Provided records:
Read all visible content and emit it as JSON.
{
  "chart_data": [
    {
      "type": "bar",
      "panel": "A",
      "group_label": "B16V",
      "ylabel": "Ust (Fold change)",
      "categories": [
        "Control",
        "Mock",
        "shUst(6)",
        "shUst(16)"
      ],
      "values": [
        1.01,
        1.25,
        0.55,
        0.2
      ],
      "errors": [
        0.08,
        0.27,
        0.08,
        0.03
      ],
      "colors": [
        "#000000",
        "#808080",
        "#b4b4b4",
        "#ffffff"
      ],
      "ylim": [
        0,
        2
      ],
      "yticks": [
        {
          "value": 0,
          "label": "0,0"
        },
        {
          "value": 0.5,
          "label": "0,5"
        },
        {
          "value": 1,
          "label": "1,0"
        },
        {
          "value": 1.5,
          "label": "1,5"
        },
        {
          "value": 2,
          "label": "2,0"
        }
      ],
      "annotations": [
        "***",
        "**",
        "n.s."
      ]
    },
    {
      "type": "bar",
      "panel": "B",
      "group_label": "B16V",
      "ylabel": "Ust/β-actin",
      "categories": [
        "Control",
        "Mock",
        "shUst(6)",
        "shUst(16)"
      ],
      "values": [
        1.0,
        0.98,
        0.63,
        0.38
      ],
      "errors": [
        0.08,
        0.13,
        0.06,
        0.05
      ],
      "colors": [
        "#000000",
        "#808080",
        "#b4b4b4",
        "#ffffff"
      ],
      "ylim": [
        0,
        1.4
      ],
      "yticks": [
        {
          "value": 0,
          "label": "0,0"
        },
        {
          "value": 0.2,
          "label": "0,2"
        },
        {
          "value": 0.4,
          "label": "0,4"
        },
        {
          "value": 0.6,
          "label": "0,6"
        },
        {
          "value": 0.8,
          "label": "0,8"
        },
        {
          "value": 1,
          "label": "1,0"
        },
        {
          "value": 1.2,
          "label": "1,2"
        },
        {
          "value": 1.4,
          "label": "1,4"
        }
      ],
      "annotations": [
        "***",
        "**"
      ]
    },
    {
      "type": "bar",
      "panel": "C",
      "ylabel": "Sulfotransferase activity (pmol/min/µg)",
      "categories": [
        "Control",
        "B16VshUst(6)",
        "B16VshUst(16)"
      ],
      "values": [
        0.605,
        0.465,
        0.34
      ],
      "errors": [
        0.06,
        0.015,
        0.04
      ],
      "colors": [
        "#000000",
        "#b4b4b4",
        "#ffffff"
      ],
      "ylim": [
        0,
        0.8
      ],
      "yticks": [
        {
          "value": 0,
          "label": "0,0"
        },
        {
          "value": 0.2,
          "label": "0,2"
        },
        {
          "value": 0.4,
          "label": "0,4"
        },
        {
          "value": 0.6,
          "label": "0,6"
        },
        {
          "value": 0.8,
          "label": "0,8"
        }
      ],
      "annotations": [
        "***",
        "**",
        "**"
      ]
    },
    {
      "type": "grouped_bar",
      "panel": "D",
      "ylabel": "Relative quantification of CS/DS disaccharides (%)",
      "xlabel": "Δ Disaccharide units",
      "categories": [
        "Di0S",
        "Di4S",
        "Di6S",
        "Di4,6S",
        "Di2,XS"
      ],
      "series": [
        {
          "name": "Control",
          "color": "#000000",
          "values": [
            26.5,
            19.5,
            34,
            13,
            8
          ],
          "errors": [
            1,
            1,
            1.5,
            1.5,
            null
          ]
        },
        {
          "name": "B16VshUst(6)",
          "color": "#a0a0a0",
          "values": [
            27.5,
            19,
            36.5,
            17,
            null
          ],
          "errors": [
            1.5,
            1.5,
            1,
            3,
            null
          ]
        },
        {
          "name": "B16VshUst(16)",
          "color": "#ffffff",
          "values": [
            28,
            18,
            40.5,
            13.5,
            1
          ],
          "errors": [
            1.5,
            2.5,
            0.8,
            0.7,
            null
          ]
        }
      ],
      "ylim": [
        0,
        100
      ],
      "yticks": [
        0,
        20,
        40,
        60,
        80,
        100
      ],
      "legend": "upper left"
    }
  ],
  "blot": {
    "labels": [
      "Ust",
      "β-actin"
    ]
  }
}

Work instructions: Using the listing above, return all lines where the word "name" occurs.

Answer to this problem:
          "name": "Control",
          "name": "B16VshUst(6)",
          "name": "B16VshUst(16)",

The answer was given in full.